─── Records for this exercise

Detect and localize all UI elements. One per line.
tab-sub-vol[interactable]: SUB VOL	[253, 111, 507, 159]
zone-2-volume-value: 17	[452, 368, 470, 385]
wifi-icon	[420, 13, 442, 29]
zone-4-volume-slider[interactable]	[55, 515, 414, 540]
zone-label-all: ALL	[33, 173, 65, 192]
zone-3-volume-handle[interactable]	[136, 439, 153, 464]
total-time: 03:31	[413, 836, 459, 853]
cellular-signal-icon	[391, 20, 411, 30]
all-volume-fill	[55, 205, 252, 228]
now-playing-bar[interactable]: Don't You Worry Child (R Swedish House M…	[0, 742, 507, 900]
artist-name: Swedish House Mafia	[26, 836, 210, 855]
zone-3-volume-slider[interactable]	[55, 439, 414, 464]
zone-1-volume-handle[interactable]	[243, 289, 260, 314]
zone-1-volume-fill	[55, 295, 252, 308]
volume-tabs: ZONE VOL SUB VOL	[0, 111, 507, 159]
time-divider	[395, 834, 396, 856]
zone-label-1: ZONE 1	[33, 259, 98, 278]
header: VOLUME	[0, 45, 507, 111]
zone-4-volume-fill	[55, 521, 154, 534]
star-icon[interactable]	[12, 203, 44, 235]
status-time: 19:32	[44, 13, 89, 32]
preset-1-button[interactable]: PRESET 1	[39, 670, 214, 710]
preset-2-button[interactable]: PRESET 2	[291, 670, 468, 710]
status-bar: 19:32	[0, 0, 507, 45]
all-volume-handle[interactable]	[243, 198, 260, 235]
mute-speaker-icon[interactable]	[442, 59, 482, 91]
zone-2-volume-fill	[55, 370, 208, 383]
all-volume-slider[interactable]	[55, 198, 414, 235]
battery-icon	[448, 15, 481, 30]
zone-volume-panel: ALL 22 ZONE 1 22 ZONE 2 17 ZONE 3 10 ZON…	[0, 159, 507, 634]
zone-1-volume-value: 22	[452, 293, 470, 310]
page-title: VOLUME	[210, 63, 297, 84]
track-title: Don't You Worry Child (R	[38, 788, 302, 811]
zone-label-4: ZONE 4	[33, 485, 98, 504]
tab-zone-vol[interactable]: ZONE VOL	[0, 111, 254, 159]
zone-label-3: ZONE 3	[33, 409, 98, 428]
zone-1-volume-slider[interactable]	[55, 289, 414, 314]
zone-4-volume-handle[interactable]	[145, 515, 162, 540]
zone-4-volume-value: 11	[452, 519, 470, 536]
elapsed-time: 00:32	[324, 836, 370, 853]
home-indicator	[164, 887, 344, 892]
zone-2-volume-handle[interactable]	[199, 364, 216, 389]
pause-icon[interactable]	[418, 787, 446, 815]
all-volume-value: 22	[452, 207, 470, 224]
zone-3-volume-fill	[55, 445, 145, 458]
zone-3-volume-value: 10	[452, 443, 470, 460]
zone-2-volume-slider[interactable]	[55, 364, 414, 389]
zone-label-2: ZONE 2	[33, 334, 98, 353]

──────

▶ _Description of the task_:
Give every line of the records above as a numbered list, leaving out any blank lines.

▶ _Solution for this exercise_:
1. Detect and localize all UI elements. One per line.
2. tab-sub-vol[interactable]: SUB VOL	[253, 111, 507, 159]
3. zone-2-volume-value: 17	[452, 368, 470, 385]
4. wifi-icon	[420, 13, 442, 29]
5. zone-4-volume-slider[interactable]	[55, 515, 414, 540]
6. zone-label-all: ALL	[33, 173, 65, 192]
7. zone-3-volume-handle[interactable]	[136, 439, 153, 464]
8. total-time: 03:31	[413, 836, 459, 853]
9. cellular-signal-icon	[391, 20, 411, 30]
10. all-volume-fill	[55, 205, 252, 228]
11. now-playing-bar[interactable]: Don't You Worry Child (R Swedish House M…	[0, 742, 507, 900]
12. artist-name: Swedish House Mafia	[26, 836, 210, 855]
13. zone-3-volume-slider[interactable]	[55, 439, 414, 464]
14. zone-1-volume-handle[interactable]	[243, 289, 260, 314]
15. zone-1-volume-fill	[55, 295, 252, 308]
16. volume-tabs: ZONE VOL SUB VOL	[0, 111, 507, 159]
17. time-divider	[395, 834, 396, 856]
18. zone-label-1: ZONE 1	[33, 259, 98, 278]
19. header: VOLUME	[0, 45, 507, 111]
20. zone-4-volume-fill	[55, 521, 154, 534]
21. star-icon[interactable]	[12, 203, 44, 235]
22. status-time: 19:32	[44, 13, 89, 32]
23. preset-1-button[interactable]: PRESET 1	[39, 670, 214, 710]
24. preset-2-button[interactable]: PRESET 2	[291, 670, 468, 710]
25. status-bar: 19:32	[0, 0, 507, 45]
26. all-volume-handle[interactable]	[243, 198, 260, 235]
27. mute-speaker-icon[interactable]	[442, 59, 482, 91]
28. zone-2-volume-fill	[55, 370, 208, 383]
29. all-volume-slider[interactable]	[55, 198, 414, 235]
30. battery-icon	[448, 15, 481, 30]
31. zone-volume-panel: ALL 22 ZONE 1 22 ZONE 2 17 ZONE 3 10 ZON…	[0, 159, 507, 634]
32. zone-1-volume-value: 22	[452, 293, 470, 310]
33. page-title: VOLUME	[210, 63, 297, 84]
34. track-title: Don't You Worry Child (R	[38, 788, 302, 811]
35. zone-label-4: ZONE 4	[33, 485, 98, 504]
36. tab-zone-vol[interactable]: ZONE VOL	[0, 111, 254, 159]
37. zone-label-3: ZONE 3	[33, 409, 98, 428]
38. zone-1-volume-slider[interactable]	[55, 289, 414, 314]
39. zone-4-volume-handle[interactable]	[145, 515, 162, 540]
40. zone-4-volume-value: 11	[452, 519, 470, 536]
41. elapsed-time: 00:32	[324, 836, 370, 853]
42. home-indicator	[164, 887, 344, 892]
43. zone-2-volume-handle[interactable]	[199, 364, 216, 389]
44. pause-icon[interactable]	[418, 787, 446, 815]
45. all-volume-value: 22	[452, 207, 470, 224]
46. zone-3-volume-fill	[55, 445, 145, 458]
47. zone-3-volume-value: 10	[452, 443, 470, 460]
48. zone-2-volume-slider[interactable]	[55, 364, 414, 389]
49. zone-label-2: ZONE 2	[33, 334, 98, 353]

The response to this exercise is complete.